Gather from the listing below each line that includes the word "shops", and copy it.

Stored items from a collection:
-- START --

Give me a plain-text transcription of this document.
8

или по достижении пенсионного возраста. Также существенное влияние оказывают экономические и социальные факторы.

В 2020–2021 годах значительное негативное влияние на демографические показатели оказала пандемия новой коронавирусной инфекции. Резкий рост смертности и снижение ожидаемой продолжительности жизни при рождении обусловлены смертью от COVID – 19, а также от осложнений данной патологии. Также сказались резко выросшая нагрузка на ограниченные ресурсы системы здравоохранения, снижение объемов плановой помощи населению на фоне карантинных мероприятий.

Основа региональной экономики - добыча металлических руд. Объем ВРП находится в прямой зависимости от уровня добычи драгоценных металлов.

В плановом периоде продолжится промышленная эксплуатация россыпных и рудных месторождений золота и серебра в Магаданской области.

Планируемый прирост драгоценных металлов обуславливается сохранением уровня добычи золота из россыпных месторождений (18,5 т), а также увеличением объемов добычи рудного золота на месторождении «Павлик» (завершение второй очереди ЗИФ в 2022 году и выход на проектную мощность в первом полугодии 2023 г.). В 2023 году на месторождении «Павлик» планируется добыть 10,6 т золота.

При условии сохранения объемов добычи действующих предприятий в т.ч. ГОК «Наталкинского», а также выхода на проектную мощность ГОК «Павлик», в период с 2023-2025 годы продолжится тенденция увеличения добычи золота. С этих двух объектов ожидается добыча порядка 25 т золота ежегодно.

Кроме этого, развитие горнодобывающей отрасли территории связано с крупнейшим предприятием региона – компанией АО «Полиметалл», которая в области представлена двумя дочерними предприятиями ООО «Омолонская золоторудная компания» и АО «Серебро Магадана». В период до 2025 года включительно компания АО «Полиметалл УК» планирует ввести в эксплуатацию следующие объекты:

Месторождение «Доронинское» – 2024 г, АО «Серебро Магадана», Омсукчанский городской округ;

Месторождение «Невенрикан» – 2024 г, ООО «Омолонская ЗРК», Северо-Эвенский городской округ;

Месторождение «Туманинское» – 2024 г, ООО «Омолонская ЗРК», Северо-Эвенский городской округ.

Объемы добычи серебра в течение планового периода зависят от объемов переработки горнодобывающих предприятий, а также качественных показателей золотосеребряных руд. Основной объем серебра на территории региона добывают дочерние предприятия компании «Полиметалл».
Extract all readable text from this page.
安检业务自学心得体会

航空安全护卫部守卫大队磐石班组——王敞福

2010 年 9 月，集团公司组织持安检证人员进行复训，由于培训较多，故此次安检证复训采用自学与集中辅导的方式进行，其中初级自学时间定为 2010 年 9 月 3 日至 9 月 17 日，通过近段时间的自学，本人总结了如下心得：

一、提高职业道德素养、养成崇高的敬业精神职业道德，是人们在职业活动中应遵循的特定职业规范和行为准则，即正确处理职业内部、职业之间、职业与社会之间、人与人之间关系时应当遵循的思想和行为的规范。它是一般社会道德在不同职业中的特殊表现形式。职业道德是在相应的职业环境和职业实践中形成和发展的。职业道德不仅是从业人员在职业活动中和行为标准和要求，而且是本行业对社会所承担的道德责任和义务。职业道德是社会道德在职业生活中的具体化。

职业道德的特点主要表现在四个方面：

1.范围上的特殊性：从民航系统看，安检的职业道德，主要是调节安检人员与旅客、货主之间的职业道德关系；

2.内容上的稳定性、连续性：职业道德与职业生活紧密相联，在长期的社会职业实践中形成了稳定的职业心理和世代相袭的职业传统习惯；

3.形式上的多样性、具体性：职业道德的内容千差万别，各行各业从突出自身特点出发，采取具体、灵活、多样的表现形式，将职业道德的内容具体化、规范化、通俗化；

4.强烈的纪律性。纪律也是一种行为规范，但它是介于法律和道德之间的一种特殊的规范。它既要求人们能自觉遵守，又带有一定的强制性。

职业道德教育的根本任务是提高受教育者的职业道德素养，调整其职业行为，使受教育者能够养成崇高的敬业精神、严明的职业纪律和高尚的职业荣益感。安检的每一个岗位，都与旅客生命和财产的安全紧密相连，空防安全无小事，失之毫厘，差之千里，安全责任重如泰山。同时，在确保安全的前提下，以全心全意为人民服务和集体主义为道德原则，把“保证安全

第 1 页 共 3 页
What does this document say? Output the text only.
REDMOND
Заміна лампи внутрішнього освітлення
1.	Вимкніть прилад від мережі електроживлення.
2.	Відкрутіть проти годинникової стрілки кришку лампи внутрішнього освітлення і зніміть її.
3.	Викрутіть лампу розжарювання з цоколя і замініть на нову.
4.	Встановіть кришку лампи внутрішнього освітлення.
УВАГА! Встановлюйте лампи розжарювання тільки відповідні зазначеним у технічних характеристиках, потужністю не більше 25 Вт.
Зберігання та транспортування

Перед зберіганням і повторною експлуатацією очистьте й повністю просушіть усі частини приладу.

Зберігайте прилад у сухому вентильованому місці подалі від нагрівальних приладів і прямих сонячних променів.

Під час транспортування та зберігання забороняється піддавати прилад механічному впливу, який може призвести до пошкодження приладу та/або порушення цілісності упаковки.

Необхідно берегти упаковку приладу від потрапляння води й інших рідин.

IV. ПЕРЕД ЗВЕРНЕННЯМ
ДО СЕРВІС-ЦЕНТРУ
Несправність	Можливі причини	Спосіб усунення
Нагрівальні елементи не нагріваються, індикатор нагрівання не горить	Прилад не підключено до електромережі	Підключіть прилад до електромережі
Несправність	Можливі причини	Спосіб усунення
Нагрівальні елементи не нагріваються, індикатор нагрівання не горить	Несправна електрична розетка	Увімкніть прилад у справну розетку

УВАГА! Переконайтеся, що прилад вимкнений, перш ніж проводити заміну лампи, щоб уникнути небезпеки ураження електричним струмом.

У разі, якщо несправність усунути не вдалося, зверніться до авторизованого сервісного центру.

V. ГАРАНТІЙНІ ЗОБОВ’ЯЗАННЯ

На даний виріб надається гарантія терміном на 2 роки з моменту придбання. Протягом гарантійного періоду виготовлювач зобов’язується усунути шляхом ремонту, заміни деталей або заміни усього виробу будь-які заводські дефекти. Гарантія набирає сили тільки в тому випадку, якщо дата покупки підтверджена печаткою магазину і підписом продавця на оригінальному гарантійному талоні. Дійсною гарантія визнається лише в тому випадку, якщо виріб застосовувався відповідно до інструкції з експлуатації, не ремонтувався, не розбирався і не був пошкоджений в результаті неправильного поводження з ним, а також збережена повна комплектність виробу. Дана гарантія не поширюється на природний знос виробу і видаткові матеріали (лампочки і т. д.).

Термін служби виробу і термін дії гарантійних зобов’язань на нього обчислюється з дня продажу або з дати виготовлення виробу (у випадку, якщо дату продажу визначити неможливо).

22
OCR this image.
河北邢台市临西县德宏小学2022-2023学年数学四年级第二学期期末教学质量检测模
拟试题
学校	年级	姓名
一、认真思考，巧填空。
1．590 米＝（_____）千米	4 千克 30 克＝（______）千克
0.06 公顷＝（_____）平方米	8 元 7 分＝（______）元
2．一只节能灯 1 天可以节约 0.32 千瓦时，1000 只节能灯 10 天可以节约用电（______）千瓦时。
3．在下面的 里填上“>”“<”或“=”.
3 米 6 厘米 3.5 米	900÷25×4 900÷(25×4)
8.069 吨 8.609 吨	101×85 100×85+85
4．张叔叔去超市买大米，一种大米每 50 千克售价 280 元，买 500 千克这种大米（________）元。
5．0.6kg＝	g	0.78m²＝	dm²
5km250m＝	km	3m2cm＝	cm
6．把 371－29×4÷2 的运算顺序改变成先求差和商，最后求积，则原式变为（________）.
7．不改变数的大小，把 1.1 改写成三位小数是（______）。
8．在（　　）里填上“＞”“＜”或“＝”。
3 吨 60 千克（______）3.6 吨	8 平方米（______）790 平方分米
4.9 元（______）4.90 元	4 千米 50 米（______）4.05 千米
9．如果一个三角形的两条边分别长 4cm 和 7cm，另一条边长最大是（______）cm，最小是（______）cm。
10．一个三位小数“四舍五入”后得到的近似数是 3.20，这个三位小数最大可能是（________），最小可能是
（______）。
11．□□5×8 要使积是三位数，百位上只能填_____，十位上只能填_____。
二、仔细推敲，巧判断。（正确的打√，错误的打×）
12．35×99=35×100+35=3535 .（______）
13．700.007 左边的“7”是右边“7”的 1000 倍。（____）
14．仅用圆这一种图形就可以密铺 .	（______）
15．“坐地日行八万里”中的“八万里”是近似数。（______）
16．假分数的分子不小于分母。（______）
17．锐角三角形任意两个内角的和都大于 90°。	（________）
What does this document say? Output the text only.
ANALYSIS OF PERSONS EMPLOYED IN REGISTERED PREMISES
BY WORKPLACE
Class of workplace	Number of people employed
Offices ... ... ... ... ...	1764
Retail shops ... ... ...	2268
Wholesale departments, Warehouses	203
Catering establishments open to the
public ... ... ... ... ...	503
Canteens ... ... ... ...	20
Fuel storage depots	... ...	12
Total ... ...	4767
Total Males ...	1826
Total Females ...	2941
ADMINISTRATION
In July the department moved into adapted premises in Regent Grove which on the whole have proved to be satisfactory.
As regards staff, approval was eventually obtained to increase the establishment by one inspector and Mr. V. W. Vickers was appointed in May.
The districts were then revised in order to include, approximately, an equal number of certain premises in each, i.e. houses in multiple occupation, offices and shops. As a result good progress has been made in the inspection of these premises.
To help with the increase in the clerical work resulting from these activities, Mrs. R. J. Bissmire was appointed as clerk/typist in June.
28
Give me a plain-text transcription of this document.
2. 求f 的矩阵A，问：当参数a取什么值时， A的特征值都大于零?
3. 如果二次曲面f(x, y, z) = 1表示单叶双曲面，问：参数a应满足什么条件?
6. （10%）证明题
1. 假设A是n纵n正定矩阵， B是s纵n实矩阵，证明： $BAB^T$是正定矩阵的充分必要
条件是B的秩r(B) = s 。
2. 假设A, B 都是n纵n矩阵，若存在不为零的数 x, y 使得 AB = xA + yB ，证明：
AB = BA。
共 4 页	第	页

-- END --

* **Complete output**
Retail shops ... ... ...	2268
The districts were then revised in order to include, approximately, an equal number of certain premises in each, i.e. houses in multiple occupation, offices and shops. As a result good progress has been made in the inspection of these premises.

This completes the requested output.